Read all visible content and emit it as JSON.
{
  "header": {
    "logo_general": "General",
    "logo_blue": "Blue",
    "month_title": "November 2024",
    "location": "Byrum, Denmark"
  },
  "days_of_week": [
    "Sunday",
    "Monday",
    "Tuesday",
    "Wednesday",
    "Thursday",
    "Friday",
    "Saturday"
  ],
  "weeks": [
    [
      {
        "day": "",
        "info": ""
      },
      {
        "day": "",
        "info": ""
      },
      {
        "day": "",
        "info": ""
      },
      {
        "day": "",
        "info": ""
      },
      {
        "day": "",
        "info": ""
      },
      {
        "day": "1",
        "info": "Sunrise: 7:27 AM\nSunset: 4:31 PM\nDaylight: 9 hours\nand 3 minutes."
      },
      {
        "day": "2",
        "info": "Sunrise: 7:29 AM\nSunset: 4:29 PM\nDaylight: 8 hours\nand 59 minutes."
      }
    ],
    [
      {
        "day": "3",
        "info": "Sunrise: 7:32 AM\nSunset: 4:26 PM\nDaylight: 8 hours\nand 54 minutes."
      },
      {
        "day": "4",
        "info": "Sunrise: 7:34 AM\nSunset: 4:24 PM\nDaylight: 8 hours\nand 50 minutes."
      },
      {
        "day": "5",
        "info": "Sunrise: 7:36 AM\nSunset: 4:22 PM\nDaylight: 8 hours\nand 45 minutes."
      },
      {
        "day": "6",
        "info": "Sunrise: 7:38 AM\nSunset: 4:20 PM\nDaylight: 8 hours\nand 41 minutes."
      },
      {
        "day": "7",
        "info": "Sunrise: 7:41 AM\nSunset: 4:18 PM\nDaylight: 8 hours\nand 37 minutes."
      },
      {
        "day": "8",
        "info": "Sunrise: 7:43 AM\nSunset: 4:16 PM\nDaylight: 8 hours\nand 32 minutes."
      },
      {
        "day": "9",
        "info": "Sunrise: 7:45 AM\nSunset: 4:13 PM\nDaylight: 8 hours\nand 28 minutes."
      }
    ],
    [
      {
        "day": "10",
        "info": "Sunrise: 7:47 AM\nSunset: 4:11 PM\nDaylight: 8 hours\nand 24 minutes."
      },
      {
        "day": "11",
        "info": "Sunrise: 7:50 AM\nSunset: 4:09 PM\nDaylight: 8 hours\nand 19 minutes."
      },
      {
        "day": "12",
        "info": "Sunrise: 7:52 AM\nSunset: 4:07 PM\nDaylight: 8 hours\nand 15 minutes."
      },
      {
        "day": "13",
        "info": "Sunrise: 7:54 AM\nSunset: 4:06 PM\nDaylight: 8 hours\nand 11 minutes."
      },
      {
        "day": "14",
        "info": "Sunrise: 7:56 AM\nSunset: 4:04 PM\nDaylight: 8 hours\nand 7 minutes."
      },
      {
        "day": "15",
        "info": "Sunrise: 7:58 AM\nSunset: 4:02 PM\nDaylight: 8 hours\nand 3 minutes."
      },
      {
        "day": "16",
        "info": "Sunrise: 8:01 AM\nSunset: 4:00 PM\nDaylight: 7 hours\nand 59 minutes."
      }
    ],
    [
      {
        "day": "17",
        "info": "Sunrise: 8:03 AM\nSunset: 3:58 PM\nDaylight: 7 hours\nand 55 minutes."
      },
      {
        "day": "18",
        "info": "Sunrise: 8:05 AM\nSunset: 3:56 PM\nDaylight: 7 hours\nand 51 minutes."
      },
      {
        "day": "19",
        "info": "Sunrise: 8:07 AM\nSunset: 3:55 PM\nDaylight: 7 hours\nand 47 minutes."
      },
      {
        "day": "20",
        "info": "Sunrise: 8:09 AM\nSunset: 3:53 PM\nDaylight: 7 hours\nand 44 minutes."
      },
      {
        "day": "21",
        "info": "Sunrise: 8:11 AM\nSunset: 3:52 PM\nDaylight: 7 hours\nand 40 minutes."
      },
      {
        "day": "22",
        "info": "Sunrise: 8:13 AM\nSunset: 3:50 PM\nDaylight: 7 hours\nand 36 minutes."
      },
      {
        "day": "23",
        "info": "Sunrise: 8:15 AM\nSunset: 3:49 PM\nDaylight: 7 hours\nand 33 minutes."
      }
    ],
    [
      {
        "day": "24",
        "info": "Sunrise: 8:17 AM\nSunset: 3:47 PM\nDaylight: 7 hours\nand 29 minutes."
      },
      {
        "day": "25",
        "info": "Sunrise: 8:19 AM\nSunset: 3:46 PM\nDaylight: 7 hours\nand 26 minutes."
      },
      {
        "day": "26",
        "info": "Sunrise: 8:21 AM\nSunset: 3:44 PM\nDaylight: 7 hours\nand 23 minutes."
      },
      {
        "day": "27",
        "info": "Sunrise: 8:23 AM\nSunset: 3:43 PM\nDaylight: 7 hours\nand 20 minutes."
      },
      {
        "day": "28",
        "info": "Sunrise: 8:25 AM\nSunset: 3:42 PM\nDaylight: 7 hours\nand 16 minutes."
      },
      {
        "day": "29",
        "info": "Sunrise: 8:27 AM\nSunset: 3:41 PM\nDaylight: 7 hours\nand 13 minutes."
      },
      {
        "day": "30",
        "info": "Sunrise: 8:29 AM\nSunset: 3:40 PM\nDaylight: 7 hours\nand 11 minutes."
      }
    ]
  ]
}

**Task brief**
Copy out each record exactly as given, omitting none.

**Complete response**
Read all visible content and emit it as JSON.
{
  "header": {
    "logo_general": "General",
    "logo_blue": "Blue",
    "month_title": "November 2024",
    "location": "Byrum, Denmark"
  },
  "days_of_week": [
    "Sunday",
    "Monday",
    "Tuesday",
    "Wednesday",
    "Thursday",
    "Friday",
    "Saturday"
  ],
  "weeks": [
    [
      {
        "day": "",
        "info": ""
      },
      {
        "day": "",
        "info": ""
      },
      {
        "day": "",
        "info": ""
      },
      {
        "day": "",
        "info": ""
      },
      {
        "day": "",
        "info": ""
      },
      {
        "day": "1",
        "info": "Sunrise: 7:27 AM\nSunset: 4:31 PM\nDaylight: 9 hours\nand 3 minutes."
      },
      {
        "day": "2",
        "info": "Sunrise: 7:29 AM\nSunset: 4:29 PM\nDaylight: 8 hours\nand 59 minutes."
      }
    ],
    [
      {
        "day": "3",
        "info": "Sunrise: 7:32 AM\nSunset: 4:26 PM\nDaylight: 8 hours\nand 54 minutes."
      },
      {
        "day": "4",
        "info": "Sunrise: 7:34 AM\nSunset: 4:24 PM\nDaylight: 8 hours\nand 50 minutes."
      },
      {
        "day": "5",
        "info": "Sunrise: 7:36 AM\nSunset: 4:22 PM\nDaylight: 8 hours\nand 45 minutes."
      },
      {
        "day": "6",
        "info": "Sunrise: 7:38 AM\nSunset: 4:20 PM\nDaylight: 8 hours\nand 41 minutes."
      },
      {
        "day": "7",
        "info": "Sunrise: 7:41 AM\nSunset: 4:18 PM\nDaylight: 8 hours\nand 37 minutes."
      },
      {
        "day": "8",
        "info": "Sunrise: 7:43 AM\nSunset: 4:16 PM\nDaylight: 8 hours\nand 32 minutes."
      },
      {
        "day": "9",
        "info": "Sunrise: 7:45 AM\nSunset: 4:13 PM\nDaylight: 8 hours\nand 28 minutes."
      }
    ],
    [
      {
        "day": "10",
        "info": "Sunrise: 7:47 AM\nSunset: 4:11 PM\nDaylight: 8 hours\nand 24 minutes."
      },
      {
        "day": "11",
        "info": "Sunrise: 7:50 AM\nSunset: 4:09 PM\nDaylight: 8 hours\nand 19 minutes."
      },
      {
        "day": "12",
        "info": "Sunrise: 7:52 AM\nSunset: 4:07 PM\nDaylight: 8 hours\nand 15 minutes."
      },
      {
        "day": "13",
        "info": "Sunrise: 7:54 AM\nSunset: 4:06 PM\nDaylight: 8 hours\nand 11 minutes."
      },
      {
        "day": "14",
        "info": "Sunrise: 7:56 AM\nSunset: 4:04 PM\nDaylight: 8 hours\nand 7 minutes."
      },
      {
        "day": "15",
        "info": "Sunrise: 7:58 AM\nSunset: 4:02 PM\nDaylight: 8 hours\nand 3 minutes."
      },
      {
        "day": "16",
        "info": "Sunrise: 8:01 AM\nSunset: 4:00 PM\nDaylight: 7 hours\nand 59 minutes."
      }
    ],
    [
      {
        "day": "17",
        "info": "Sunrise: 8:03 AM\nSunset: 3:58 PM\nDaylight: 7 hours\nand 55 minutes."
      },
      {
        "day": "18",
        "info": "Sunrise: 8:05 AM\nSunset: 3:56 PM\nDaylight: 7 hours\nand 51 minutes."
      },
      {
        "day": "19",
        "info": "Sunrise: 8:07 AM\nSunset: 3:55 PM\nDaylight: 7 hours\nand 47 minutes."
      },
      {
        "day": "20",
        "info": "Sunrise: 8:09 AM\nSunset: 3:53 PM\nDaylight: 7 hours\nand 44 minutes."
      },
      {
        "day": "21",
        "info": "Sunrise: 8:11 AM\nSunset: 3:52 PM\nDaylight: 7 hours\nand 40 minutes."
      },
      {
        "day": "22",
        "info": "Sunrise: 8:13 AM\nSunset: 3:50 PM\nDaylight: 7 hours\nand 36 minutes."
      },
      {
        "day": "23",
        "info": "Sunrise: 8:15 AM\nSunset: 3:49 PM\nDaylight: 7 hours\nand 33 minutes."
      }
    ],
    [
      {
        "day": "24",
        "info": "Sunrise: 8:17 AM\nSunset: 3:47 PM\nDaylight: 7 hours\nand 29 minutes."
      },
      {
        "day": "25",
        "info": "Sunrise: 8:19 AM\nSunset: 3:46 PM\nDaylight: 7 hours\nand 26 minutes."
      },
      {
        "day": "26",
        "info": "Sunrise: 8:21 AM\nSunset: 3:44 PM\nDaylight: 7 hours\nand 23 minutes."
      },
      {
        "day": "27",
        "info": "Sunrise: 8:23 AM\nSunset: 3:43 PM\nDaylight: 7 hours\nand 20 minutes."
      },
      {
        "day": "28",
        "info": "Sunrise: 8:25 AM\nSunset: 3:42 PM\nDaylight: 7 hours\nand 16 minutes."
      },
      {
        "day": "29",
        "info": "Sunrise: 8:27 AM\nSunset: 3:41 PM\nDaylight: 7 hours\nand 13 minutes."
      },
      {
        "day": "30",
        "info": "Sunrise: 8:29 AM\nSunset: 3:40 PM\nDaylight: 7 hours\nand 11 minutes."
      }
    ]
  ]
}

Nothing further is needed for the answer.